● **What to produce**
Every line of the material is to be quoted verbatim, minus the pictures.

****************************************

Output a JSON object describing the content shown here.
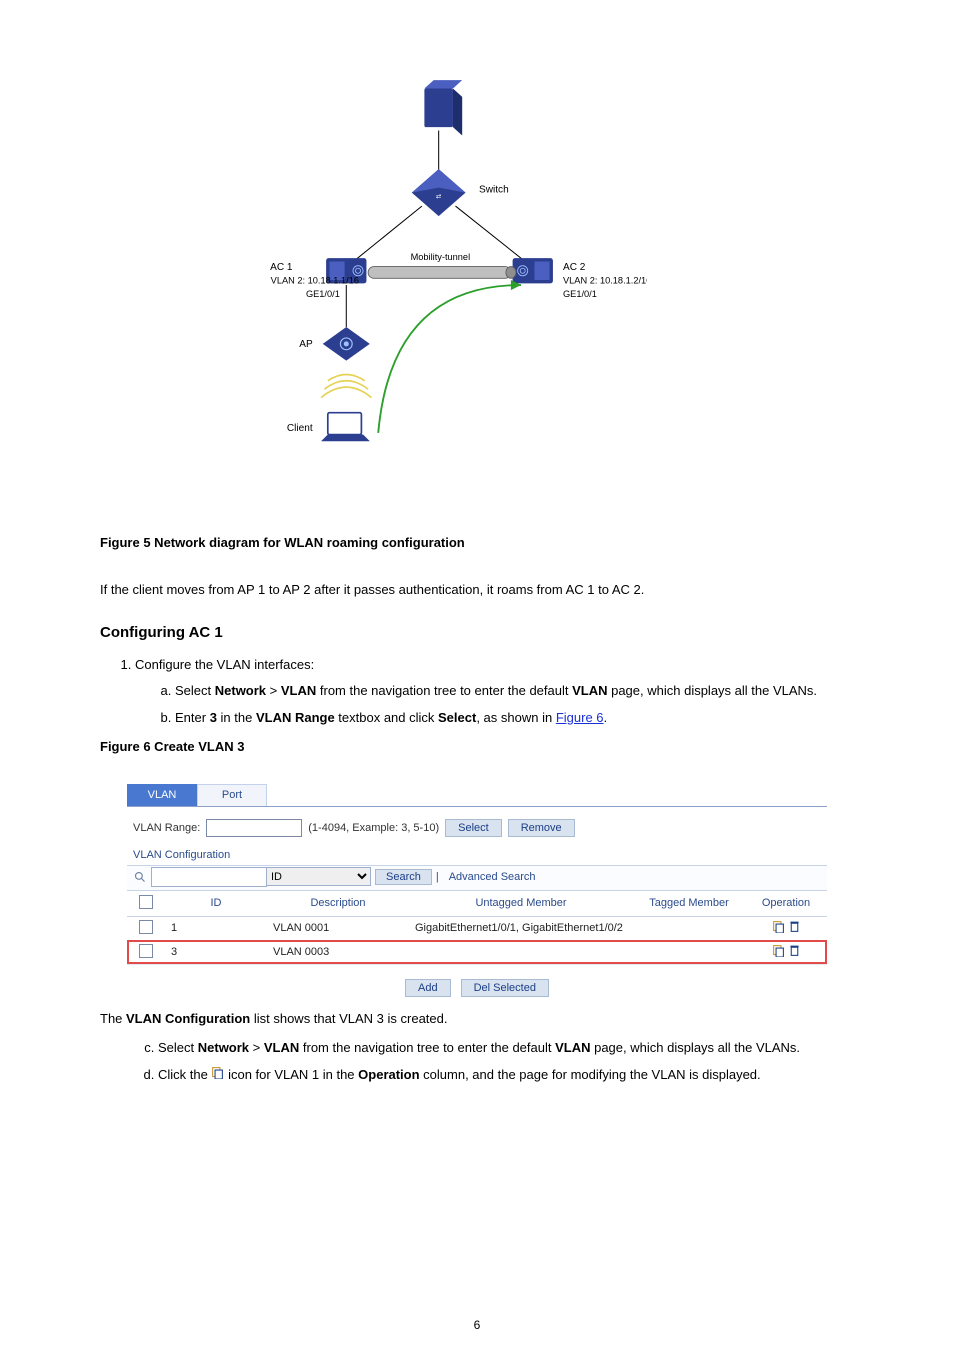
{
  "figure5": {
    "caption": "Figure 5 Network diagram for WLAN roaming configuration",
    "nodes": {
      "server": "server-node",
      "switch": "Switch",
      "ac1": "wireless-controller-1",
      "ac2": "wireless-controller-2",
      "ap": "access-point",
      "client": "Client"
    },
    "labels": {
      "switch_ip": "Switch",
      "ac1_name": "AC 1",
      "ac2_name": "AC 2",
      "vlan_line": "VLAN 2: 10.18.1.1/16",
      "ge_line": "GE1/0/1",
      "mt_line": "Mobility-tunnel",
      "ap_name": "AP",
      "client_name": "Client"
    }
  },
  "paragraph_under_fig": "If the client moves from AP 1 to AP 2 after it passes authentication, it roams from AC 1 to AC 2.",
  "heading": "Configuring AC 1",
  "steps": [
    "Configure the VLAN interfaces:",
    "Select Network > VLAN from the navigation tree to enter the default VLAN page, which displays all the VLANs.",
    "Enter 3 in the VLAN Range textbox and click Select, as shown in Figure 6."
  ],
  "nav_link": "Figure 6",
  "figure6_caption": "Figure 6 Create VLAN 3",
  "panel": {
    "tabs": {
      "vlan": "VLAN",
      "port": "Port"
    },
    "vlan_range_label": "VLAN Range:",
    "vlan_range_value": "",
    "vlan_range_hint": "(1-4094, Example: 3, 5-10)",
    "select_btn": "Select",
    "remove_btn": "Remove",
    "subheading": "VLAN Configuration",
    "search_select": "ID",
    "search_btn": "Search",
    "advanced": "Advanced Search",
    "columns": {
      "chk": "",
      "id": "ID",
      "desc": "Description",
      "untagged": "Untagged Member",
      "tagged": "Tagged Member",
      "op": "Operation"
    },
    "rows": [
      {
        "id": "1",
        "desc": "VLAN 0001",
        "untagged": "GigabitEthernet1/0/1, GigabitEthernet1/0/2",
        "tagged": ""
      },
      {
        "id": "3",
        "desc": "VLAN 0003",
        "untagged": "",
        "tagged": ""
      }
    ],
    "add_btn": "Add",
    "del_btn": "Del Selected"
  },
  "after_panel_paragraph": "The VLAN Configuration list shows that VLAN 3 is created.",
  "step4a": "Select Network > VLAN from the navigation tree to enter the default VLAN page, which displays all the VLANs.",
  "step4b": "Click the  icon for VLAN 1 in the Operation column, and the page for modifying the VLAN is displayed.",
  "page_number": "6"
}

****************************************

● **Solution**
Output a JSON object describing the content shown here.
{
  "figure5": {
    "caption": "Figure 5 Network diagram for WLAN roaming configuration",
    "nodes": {
      "server": "server-node",
      "switch": "Switch",
      "ac1": "wireless-controller-1",
      "ac2": "wireless-controller-2",
      "ap": "access-point",
      "client": "Client"
    },
    "labels": {
      "switch_ip": "Switch",
      "ac1_name": "AC 1",
      "ac2_name": "AC 2",
      "vlan_line": "VLAN 2: 10.18.1.1/16",
      "ge_line": "GE1/0/1",
      "mt_line": "Mobility-tunnel",
      "ap_name": "AP",
      "client_name": "Client"
    }
  },
  "paragraph_under_fig": "If the client moves from AP 1 to AP 2 after it passes authentication, it roams from AC 1 to AC 2.",
  "heading": "Configuring AC 1",
  "steps": [
    "Configure the VLAN interfaces:",
    "Select Network > VLAN from the navigation tree to enter the default VLAN page, which displays all the VLANs.",
    "Enter 3 in the VLAN Range textbox and click Select, as shown in Figure 6."
  ],
  "nav_link": "Figure 6",
  "figure6_caption": "Figure 6 Create VLAN 3",
  "panel": {
    "tabs": {
      "vlan": "VLAN",
      "port": "Port"
    },
    "vlan_range_label": "VLAN Range:",
    "vlan_range_value": "",
    "vlan_range_hint": "(1-4094, Example: 3, 5-10)",
    "select_btn": "Select",
    "remove_btn": "Remove",
    "subheading": "VLAN Configuration",
    "search_select": "ID",
    "search_btn": "Search",
    "advanced": "Advanced Search",
    "columns": {
      "chk": "",
      "id": "ID",
      "desc": "Description",
      "untagged": "Untagged Member",
      "tagged": "Tagged Member",
      "op": "Operation"
    },
    "rows": [
      {
        "id": "1",
        "desc": "VLAN 0001",
        "untagged": "GigabitEthernet1/0/1, GigabitEthernet1/0/2",
        "tagged": ""
      },
      {
        "id": "3",
        "desc": "VLAN 0003",
        "untagged": "",
        "tagged": ""
      }
    ],
    "add_btn": "Add",
    "del_btn": "Del Selected"
  },
  "after_panel_paragraph": "The VLAN Configuration list shows that VLAN 3 is created.",
  "step4a": "Select Network > VLAN from the navigation tree to enter the default VLAN page, which displays all the VLANs.",
  "step4b": "Click the  icon for VLAN 1 in the Operation column, and the page for modifying the VLAN is displayed.",
  "page_number": "6"
}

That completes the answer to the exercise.